インプラント治療とMRI検査の影響について
「インプラント治療を受けているので,MRI検査を受けても大丈夫か確認してほしいと医者に言われた」
「将来MRI検査を受けられなくなるという噂を聞いたので,インプラント治療を受けるか迷っている」
このように患者様からのお問い合わせやご相談をいただき,インプラントが入っているとMRI検査が受けられないと心配なさっている方が多いと思いますが,結論から申し上げると,
歯科領域の治療で用いられるデンタルインプラントのほとんどはMRI検査を受けられます.
ただし,インプラント治療に限らず,MRI検査を受けられなくなるケースがあり,
マグネット,あるいは磁力に反応する金属が使われている場合はMRI検査を受けられません.
実は,MRI検査を受けられなくなるケースはデンタルインプラントとは無関係の場合が多いです.
ではなぜ,インプラント治療を受けているとMRI検査をする際,注意が必要なのでしょうか.
::::::
→ **演習問題**:
1) インプラントとMRIに関する本文に現れるカタカナ語を、重複を除いてすべて挙げよ。
2) 本文に基づき、次の問いに答えよ。
(a) 歯科領域の治療で用いられるデンタルインプラントのほとんどは、MRI検査を受けられるとされているか。
(b) MRI検査を受けられない場合として、何が使われているケースが挙げられているか。
(c) インプラント治療を受けるか迷っている人は、どのような噂を聞いたとされているか。

[データセットの記録]
::::::
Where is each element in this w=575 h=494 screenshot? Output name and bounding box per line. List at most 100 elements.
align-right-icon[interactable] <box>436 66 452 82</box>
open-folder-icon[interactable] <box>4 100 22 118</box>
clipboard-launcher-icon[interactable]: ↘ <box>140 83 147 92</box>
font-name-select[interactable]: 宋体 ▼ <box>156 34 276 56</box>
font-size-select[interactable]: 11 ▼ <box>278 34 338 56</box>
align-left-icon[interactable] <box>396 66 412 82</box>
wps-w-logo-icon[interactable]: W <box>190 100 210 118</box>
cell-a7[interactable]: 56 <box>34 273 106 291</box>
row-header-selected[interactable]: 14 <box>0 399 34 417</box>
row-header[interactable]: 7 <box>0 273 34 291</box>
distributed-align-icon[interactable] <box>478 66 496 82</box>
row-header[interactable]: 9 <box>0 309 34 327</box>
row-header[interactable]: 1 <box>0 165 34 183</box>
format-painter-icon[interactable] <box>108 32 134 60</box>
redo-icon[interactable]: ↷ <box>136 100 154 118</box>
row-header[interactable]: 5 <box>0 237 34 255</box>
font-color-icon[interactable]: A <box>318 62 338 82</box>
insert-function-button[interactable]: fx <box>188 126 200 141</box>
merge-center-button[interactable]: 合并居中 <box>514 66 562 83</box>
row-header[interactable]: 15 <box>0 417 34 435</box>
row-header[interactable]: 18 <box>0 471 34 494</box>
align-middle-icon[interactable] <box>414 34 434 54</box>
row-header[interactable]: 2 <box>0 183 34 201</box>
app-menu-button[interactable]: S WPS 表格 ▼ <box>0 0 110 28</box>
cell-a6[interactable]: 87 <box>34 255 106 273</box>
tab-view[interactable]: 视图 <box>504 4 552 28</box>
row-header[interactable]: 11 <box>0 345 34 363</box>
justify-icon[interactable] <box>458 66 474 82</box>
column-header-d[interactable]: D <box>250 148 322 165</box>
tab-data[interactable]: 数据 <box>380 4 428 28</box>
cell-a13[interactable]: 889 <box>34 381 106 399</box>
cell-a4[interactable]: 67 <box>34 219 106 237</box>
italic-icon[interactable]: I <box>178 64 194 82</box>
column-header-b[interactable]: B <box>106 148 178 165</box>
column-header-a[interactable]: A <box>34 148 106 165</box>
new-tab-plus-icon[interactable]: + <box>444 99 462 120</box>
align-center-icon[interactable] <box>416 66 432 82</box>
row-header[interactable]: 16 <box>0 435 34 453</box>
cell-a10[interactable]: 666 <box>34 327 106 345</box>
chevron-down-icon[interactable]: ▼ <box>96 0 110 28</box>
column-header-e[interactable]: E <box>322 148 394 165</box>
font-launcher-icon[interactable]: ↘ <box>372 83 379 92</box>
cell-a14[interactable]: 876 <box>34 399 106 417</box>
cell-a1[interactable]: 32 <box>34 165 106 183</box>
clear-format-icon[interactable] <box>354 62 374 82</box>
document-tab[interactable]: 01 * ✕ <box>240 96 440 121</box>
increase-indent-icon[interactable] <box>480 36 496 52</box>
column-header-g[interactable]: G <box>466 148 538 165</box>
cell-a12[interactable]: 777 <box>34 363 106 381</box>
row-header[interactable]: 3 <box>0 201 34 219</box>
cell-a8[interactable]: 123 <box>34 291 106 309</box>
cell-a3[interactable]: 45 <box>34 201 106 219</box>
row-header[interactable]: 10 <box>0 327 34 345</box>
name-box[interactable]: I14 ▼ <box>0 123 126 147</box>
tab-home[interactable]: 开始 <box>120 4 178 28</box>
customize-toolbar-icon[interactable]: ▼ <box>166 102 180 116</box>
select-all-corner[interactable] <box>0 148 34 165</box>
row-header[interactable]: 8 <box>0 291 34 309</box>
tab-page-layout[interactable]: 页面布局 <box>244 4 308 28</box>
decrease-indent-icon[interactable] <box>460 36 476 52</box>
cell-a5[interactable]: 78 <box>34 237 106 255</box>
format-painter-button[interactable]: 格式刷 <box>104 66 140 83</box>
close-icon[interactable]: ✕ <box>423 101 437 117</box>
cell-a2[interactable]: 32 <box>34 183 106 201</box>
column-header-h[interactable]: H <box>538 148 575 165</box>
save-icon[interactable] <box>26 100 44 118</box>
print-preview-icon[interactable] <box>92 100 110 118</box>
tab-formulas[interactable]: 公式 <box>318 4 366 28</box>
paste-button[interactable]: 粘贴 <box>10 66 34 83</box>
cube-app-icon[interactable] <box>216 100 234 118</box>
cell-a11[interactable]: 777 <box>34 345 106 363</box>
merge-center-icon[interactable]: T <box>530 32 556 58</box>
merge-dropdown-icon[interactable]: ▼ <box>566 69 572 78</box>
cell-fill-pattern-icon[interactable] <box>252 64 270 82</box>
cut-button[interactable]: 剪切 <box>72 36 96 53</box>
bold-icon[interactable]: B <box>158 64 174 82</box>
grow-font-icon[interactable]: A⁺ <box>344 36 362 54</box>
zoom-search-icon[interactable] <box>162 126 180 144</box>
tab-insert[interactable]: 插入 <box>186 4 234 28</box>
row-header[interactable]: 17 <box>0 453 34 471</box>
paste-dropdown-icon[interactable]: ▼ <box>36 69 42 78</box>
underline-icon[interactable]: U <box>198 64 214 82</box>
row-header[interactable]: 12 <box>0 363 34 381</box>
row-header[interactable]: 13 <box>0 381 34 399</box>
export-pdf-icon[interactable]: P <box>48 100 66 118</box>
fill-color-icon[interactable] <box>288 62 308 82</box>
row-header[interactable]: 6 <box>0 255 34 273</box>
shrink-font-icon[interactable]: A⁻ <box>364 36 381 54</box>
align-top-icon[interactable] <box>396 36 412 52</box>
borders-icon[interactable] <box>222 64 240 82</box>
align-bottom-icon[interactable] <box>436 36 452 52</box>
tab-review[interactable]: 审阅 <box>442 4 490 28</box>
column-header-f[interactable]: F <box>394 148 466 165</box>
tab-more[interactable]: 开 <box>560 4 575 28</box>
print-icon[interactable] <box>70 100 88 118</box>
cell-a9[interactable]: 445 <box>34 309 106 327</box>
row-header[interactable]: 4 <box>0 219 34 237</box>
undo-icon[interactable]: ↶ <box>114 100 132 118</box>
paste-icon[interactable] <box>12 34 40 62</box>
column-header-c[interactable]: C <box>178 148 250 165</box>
::::::
→ **解答**:
1) インプラント、デンタルインプラント、マグネット、ケース

2)
(a) 受けられるとされている。
(b) マグネット、あるいは磁力に反応する金属が使われている場合。
(c) 将来MRI検査を受けられなくなるという噂。